[Stored records]
»»

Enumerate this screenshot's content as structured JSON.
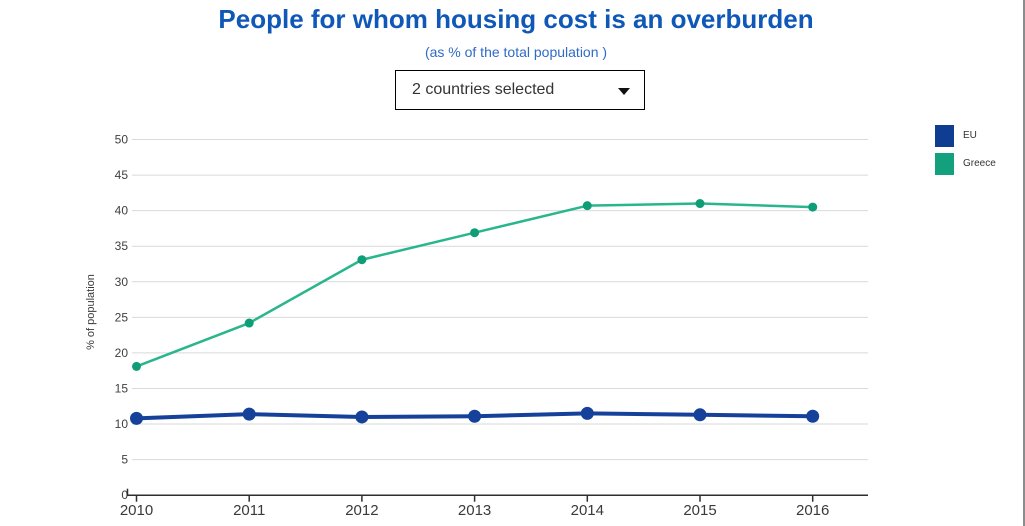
{
  "header": {
    "title": "People for whom housing cost is an overburden",
    "subtitle": "(as % of the total population )"
  },
  "theme": {
    "title_color": "#0f58b8",
    "subtitle_color": "#2e6bc6",
    "grid_color": "#d9d9d9",
    "axis_color": "#2e2e2e",
    "tick_label_color": "#404040",
    "year_label_color": "#3a3a3a"
  },
  "dropdown": {
    "value": "2 countries selected"
  },
  "chart_data": {
    "type": "line",
    "x": [
      2010,
      2011,
      2012,
      2013,
      2014,
      2015,
      2016
    ],
    "series": [
      {
        "name": "EU",
        "values": [
          10.8,
          11.4,
          11.0,
          11.1,
          11.5,
          11.3,
          11.1
        ],
        "color": "#15419b",
        "marker_color": "#15419b",
        "swatch_color": "#0e3d91",
        "line_width": 4,
        "marker_radius": 6.5
      },
      {
        "name": "Greece",
        "values": [
          18.1,
          24.2,
          33.1,
          36.9,
          40.7,
          41.0,
          40.5
        ],
        "color": "#2ab68c",
        "marker_color": "#0d9e77",
        "swatch_color": "#12a17c",
        "line_width": 2.5,
        "marker_radius": 4.5
      }
    ],
    "ylabel": "% of population",
    "xlabel": "",
    "yticks": [
      0,
      5,
      10,
      15,
      20,
      25,
      30,
      35,
      40,
      45,
      50
    ],
    "ylim": [
      0,
      50
    ],
    "grid": true,
    "legend_position": "top-right"
  }
}
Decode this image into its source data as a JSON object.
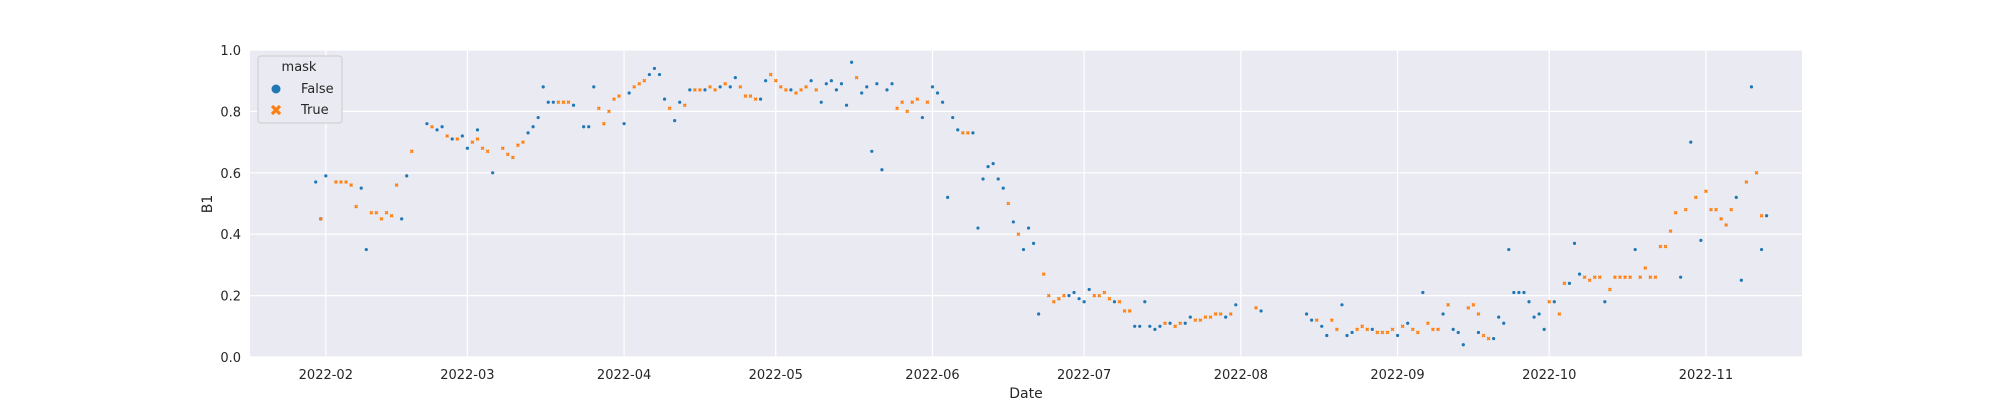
{
  "colors": {
    "false": "#1f77b4",
    "true": "#ff7f0e",
    "panel": "#eaeaf2",
    "grid": "#ffffff",
    "text": "#262626"
  },
  "chart_data": {
    "type": "scatter",
    "title": "",
    "xlabel": "Date",
    "ylabel": "B1",
    "xlim": [
      "2022-01-17",
      "2022-11-20"
    ],
    "ylim": [
      0,
      1
    ],
    "x_ticks": [
      "2022-02",
      "2022-03",
      "2022-04",
      "2022-05",
      "2022-06",
      "2022-07",
      "2022-08",
      "2022-09",
      "2022-10",
      "2022-11"
    ],
    "y_ticks": [
      "0.0",
      "0.2",
      "0.4",
      "0.6",
      "0.8",
      "1.0"
    ],
    "grid": true,
    "legend": {
      "title": "mask",
      "placement": "top-left",
      "entries": [
        "False",
        "True"
      ]
    },
    "series": [
      {
        "name": "False",
        "marker": "circle",
        "color": "#1f77b4",
        "points": [
          [
            "2022-01-30",
            0.57
          ],
          [
            "2022-01-31",
            0.45
          ],
          [
            "2022-02-01",
            0.59
          ],
          [
            "2022-02-08",
            0.55
          ],
          [
            "2022-02-09",
            0.35
          ],
          [
            "2022-02-16",
            0.45
          ],
          [
            "2022-02-17",
            0.59
          ],
          [
            "2022-02-21",
            0.76
          ],
          [
            "2022-02-23",
            0.74
          ],
          [
            "2022-02-24",
            0.75
          ],
          [
            "2022-02-26",
            0.71
          ],
          [
            "2022-02-28",
            0.72
          ],
          [
            "2022-03-01",
            0.68
          ],
          [
            "2022-03-03",
            0.74
          ],
          [
            "2022-03-06",
            0.6
          ],
          [
            "2022-03-13",
            0.73
          ],
          [
            "2022-03-14",
            0.75
          ],
          [
            "2022-03-15",
            0.78
          ],
          [
            "2022-03-16",
            0.88
          ],
          [
            "2022-03-17",
            0.83
          ],
          [
            "2022-03-18",
            0.83
          ],
          [
            "2022-03-22",
            0.82
          ],
          [
            "2022-03-24",
            0.75
          ],
          [
            "2022-03-25",
            0.75
          ],
          [
            "2022-03-26",
            0.88
          ],
          [
            "2022-04-01",
            0.76
          ],
          [
            "2022-04-02",
            0.86
          ],
          [
            "2022-04-06",
            0.92
          ],
          [
            "2022-04-07",
            0.94
          ],
          [
            "2022-04-08",
            0.92
          ],
          [
            "2022-04-09",
            0.84
          ],
          [
            "2022-04-11",
            0.77
          ],
          [
            "2022-04-12",
            0.83
          ],
          [
            "2022-04-14",
            0.87
          ],
          [
            "2022-04-17",
            0.87
          ],
          [
            "2022-04-20",
            0.88
          ],
          [
            "2022-04-22",
            0.88
          ],
          [
            "2022-04-23",
            0.91
          ],
          [
            "2022-04-28",
            0.84
          ],
          [
            "2022-04-29",
            0.9
          ],
          [
            "2022-05-04",
            0.87
          ],
          [
            "2022-05-08",
            0.9
          ],
          [
            "2022-05-10",
            0.83
          ],
          [
            "2022-05-11",
            0.89
          ],
          [
            "2022-05-12",
            0.9
          ],
          [
            "2022-05-13",
            0.87
          ],
          [
            "2022-05-14",
            0.89
          ],
          [
            "2022-05-15",
            0.82
          ],
          [
            "2022-05-16",
            0.96
          ],
          [
            "2022-05-18",
            0.86
          ],
          [
            "2022-05-19",
            0.88
          ],
          [
            "2022-05-20",
            0.67
          ],
          [
            "2022-05-21",
            0.89
          ],
          [
            "2022-05-22",
            0.61
          ],
          [
            "2022-05-23",
            0.87
          ],
          [
            "2022-05-24",
            0.89
          ],
          [
            "2022-05-30",
            0.78
          ],
          [
            "2022-06-01",
            0.88
          ],
          [
            "2022-06-02",
            0.86
          ],
          [
            "2022-06-03",
            0.83
          ],
          [
            "2022-06-04",
            0.52
          ],
          [
            "2022-06-05",
            0.78
          ],
          [
            "2022-06-06",
            0.74
          ],
          [
            "2022-06-09",
            0.73
          ],
          [
            "2022-06-10",
            0.42
          ],
          [
            "2022-06-11",
            0.58
          ],
          [
            "2022-06-12",
            0.62
          ],
          [
            "2022-06-13",
            0.63
          ],
          [
            "2022-06-14",
            0.58
          ],
          [
            "2022-06-15",
            0.55
          ],
          [
            "2022-06-17",
            0.44
          ],
          [
            "2022-06-19",
            0.35
          ],
          [
            "2022-06-20",
            0.42
          ],
          [
            "2022-06-21",
            0.37
          ],
          [
            "2022-06-22",
            0.14
          ],
          [
            "2022-06-28",
            0.2
          ],
          [
            "2022-06-29",
            0.21
          ],
          [
            "2022-06-30",
            0.19
          ],
          [
            "2022-07-01",
            0.18
          ],
          [
            "2022-07-02",
            0.22
          ],
          [
            "2022-07-07",
            0.18
          ],
          [
            "2022-07-11",
            0.1
          ],
          [
            "2022-07-12",
            0.1
          ],
          [
            "2022-07-13",
            0.18
          ],
          [
            "2022-07-14",
            0.1
          ],
          [
            "2022-07-15",
            0.09
          ],
          [
            "2022-07-16",
            0.1
          ],
          [
            "2022-07-18",
            0.11
          ],
          [
            "2022-07-21",
            0.11
          ],
          [
            "2022-07-22",
            0.13
          ],
          [
            "2022-07-29",
            0.13
          ],
          [
            "2022-07-31",
            0.17
          ],
          [
            "2022-08-05",
            0.15
          ],
          [
            "2022-08-14",
            0.14
          ],
          [
            "2022-08-15",
            0.12
          ],
          [
            "2022-08-17",
            0.1
          ],
          [
            "2022-08-18",
            0.07
          ],
          [
            "2022-08-21",
            0.17
          ],
          [
            "2022-08-22",
            0.07
          ],
          [
            "2022-08-23",
            0.08
          ],
          [
            "2022-08-27",
            0.09
          ],
          [
            "2022-09-01",
            0.07
          ],
          [
            "2022-09-03",
            0.11
          ],
          [
            "2022-09-06",
            0.21
          ],
          [
            "2022-09-10",
            0.14
          ],
          [
            "2022-09-12",
            0.09
          ],
          [
            "2022-09-13",
            0.08
          ],
          [
            "2022-09-14",
            0.04
          ],
          [
            "2022-09-17",
            0.08
          ],
          [
            "2022-09-20",
            0.06
          ],
          [
            "2022-09-21",
            0.13
          ],
          [
            "2022-09-22",
            0.11
          ],
          [
            "2022-09-23",
            0.35
          ],
          [
            "2022-09-24",
            0.21
          ],
          [
            "2022-09-25",
            0.21
          ],
          [
            "2022-09-26",
            0.21
          ],
          [
            "2022-09-27",
            0.18
          ],
          [
            "2022-09-28",
            0.13
          ],
          [
            "2022-09-29",
            0.14
          ],
          [
            "2022-09-30",
            0.09
          ],
          [
            "2022-10-02",
            0.18
          ],
          [
            "2022-10-05",
            0.24
          ],
          [
            "2022-10-06",
            0.37
          ],
          [
            "2022-10-07",
            0.27
          ],
          [
            "2022-10-12",
            0.18
          ],
          [
            "2022-10-18",
            0.35
          ],
          [
            "2022-10-27",
            0.26
          ],
          [
            "2022-10-29",
            0.7
          ],
          [
            "2022-10-31",
            0.38
          ],
          [
            "2022-11-07",
            0.52
          ],
          [
            "2022-11-08",
            0.25
          ],
          [
            "2022-11-10",
            0.88
          ],
          [
            "2022-11-12",
            0.35
          ],
          [
            "2022-11-13",
            0.46
          ]
        ]
      },
      {
        "name": "True",
        "marker": "x",
        "color": "#ff7f0e",
        "points": [
          [
            "2022-01-31",
            0.45
          ],
          [
            "2022-02-03",
            0.57
          ],
          [
            "2022-02-04",
            0.57
          ],
          [
            "2022-02-05",
            0.57
          ],
          [
            "2022-02-06",
            0.56
          ],
          [
            "2022-02-07",
            0.49
          ],
          [
            "2022-02-10",
            0.47
          ],
          [
            "2022-02-11",
            0.47
          ],
          [
            "2022-02-12",
            0.45
          ],
          [
            "2022-02-13",
            0.47
          ],
          [
            "2022-02-14",
            0.46
          ],
          [
            "2022-02-15",
            0.56
          ],
          [
            "2022-02-18",
            0.67
          ],
          [
            "2022-02-22",
            0.75
          ],
          [
            "2022-02-25",
            0.72
          ],
          [
            "2022-02-27",
            0.71
          ],
          [
            "2022-03-02",
            0.7
          ],
          [
            "2022-03-03",
            0.71
          ],
          [
            "2022-03-04",
            0.68
          ],
          [
            "2022-03-05",
            0.67
          ],
          [
            "2022-03-08",
            0.68
          ],
          [
            "2022-03-09",
            0.66
          ],
          [
            "2022-03-10",
            0.65
          ],
          [
            "2022-03-11",
            0.69
          ],
          [
            "2022-03-12",
            0.7
          ],
          [
            "2022-03-19",
            0.83
          ],
          [
            "2022-03-20",
            0.83
          ],
          [
            "2022-03-21",
            0.83
          ],
          [
            "2022-03-27",
            0.81
          ],
          [
            "2022-03-28",
            0.76
          ],
          [
            "2022-03-29",
            0.8
          ],
          [
            "2022-03-30",
            0.84
          ],
          [
            "2022-03-31",
            0.85
          ],
          [
            "2022-04-03",
            0.88
          ],
          [
            "2022-04-04",
            0.89
          ],
          [
            "2022-04-05",
            0.9
          ],
          [
            "2022-04-10",
            0.81
          ],
          [
            "2022-04-13",
            0.82
          ],
          [
            "2022-04-15",
            0.87
          ],
          [
            "2022-04-16",
            0.87
          ],
          [
            "2022-04-18",
            0.88
          ],
          [
            "2022-04-19",
            0.87
          ],
          [
            "2022-04-21",
            0.89
          ],
          [
            "2022-04-24",
            0.88
          ],
          [
            "2022-04-25",
            0.85
          ],
          [
            "2022-04-26",
            0.85
          ],
          [
            "2022-04-27",
            0.84
          ],
          [
            "2022-04-30",
            0.92
          ],
          [
            "2022-05-01",
            0.9
          ],
          [
            "2022-05-02",
            0.88
          ],
          [
            "2022-05-03",
            0.87
          ],
          [
            "2022-05-05",
            0.86
          ],
          [
            "2022-05-06",
            0.87
          ],
          [
            "2022-05-07",
            0.88
          ],
          [
            "2022-05-09",
            0.87
          ],
          [
            "2022-05-17",
            0.91
          ],
          [
            "2022-05-25",
            0.81
          ],
          [
            "2022-05-26",
            0.83
          ],
          [
            "2022-05-27",
            0.8
          ],
          [
            "2022-05-28",
            0.83
          ],
          [
            "2022-05-29",
            0.84
          ],
          [
            "2022-05-31",
            0.83
          ],
          [
            "2022-06-07",
            0.73
          ],
          [
            "2022-06-08",
            0.73
          ],
          [
            "2022-06-16",
            0.5
          ],
          [
            "2022-06-18",
            0.4
          ],
          [
            "2022-06-23",
            0.27
          ],
          [
            "2022-06-24",
            0.2
          ],
          [
            "2022-06-25",
            0.18
          ],
          [
            "2022-06-26",
            0.19
          ],
          [
            "2022-06-27",
            0.2
          ],
          [
            "2022-07-03",
            0.2
          ],
          [
            "2022-07-04",
            0.2
          ],
          [
            "2022-07-05",
            0.21
          ],
          [
            "2022-07-06",
            0.19
          ],
          [
            "2022-07-08",
            0.18
          ],
          [
            "2022-07-09",
            0.15
          ],
          [
            "2022-07-10",
            0.15
          ],
          [
            "2022-07-17",
            0.11
          ],
          [
            "2022-07-19",
            0.1
          ],
          [
            "2022-07-20",
            0.11
          ],
          [
            "2022-07-23",
            0.12
          ],
          [
            "2022-07-24",
            0.12
          ],
          [
            "2022-07-25",
            0.13
          ],
          [
            "2022-07-26",
            0.13
          ],
          [
            "2022-07-27",
            0.14
          ],
          [
            "2022-07-28",
            0.14
          ],
          [
            "2022-07-30",
            0.14
          ],
          [
            "2022-08-04",
            0.16
          ],
          [
            "2022-08-16",
            0.12
          ],
          [
            "2022-08-19",
            0.12
          ],
          [
            "2022-08-20",
            0.09
          ],
          [
            "2022-08-24",
            0.09
          ],
          [
            "2022-08-25",
            0.1
          ],
          [
            "2022-08-26",
            0.09
          ],
          [
            "2022-08-28",
            0.08
          ],
          [
            "2022-08-29",
            0.08
          ],
          [
            "2022-08-30",
            0.08
          ],
          [
            "2022-08-31",
            0.09
          ],
          [
            "2022-09-02",
            0.1
          ],
          [
            "2022-09-04",
            0.09
          ],
          [
            "2022-09-05",
            0.08
          ],
          [
            "2022-09-07",
            0.11
          ],
          [
            "2022-09-08",
            0.09
          ],
          [
            "2022-09-09",
            0.09
          ],
          [
            "2022-09-11",
            0.17
          ],
          [
            "2022-09-15",
            0.16
          ],
          [
            "2022-09-16",
            0.17
          ],
          [
            "2022-09-17",
            0.14
          ],
          [
            "2022-09-18",
            0.07
          ],
          [
            "2022-09-19",
            0.06
          ],
          [
            "2022-10-01",
            0.18
          ],
          [
            "2022-10-03",
            0.14
          ],
          [
            "2022-10-04",
            0.24
          ],
          [
            "2022-10-08",
            0.26
          ],
          [
            "2022-10-09",
            0.25
          ],
          [
            "2022-10-10",
            0.26
          ],
          [
            "2022-10-11",
            0.26
          ],
          [
            "2022-10-13",
            0.22
          ],
          [
            "2022-10-14",
            0.26
          ],
          [
            "2022-10-15",
            0.26
          ],
          [
            "2022-10-16",
            0.26
          ],
          [
            "2022-10-17",
            0.26
          ],
          [
            "2022-10-19",
            0.26
          ],
          [
            "2022-10-20",
            0.29
          ],
          [
            "2022-10-21",
            0.26
          ],
          [
            "2022-10-22",
            0.26
          ],
          [
            "2022-10-23",
            0.36
          ],
          [
            "2022-10-24",
            0.36
          ],
          [
            "2022-10-25",
            0.41
          ],
          [
            "2022-10-26",
            0.47
          ],
          [
            "2022-10-28",
            0.48
          ],
          [
            "2022-10-30",
            0.52
          ],
          [
            "2022-11-01",
            0.54
          ],
          [
            "2022-11-02",
            0.48
          ],
          [
            "2022-11-03",
            0.48
          ],
          [
            "2022-11-04",
            0.45
          ],
          [
            "2022-11-05",
            0.43
          ],
          [
            "2022-11-06",
            0.48
          ],
          [
            "2022-11-09",
            0.57
          ],
          [
            "2022-11-11",
            0.6
          ],
          [
            "2022-11-12",
            0.46
          ]
        ]
      }
    ]
  }
}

««

How many lines of the listing above include the word "this"? State the number and nothing else.

2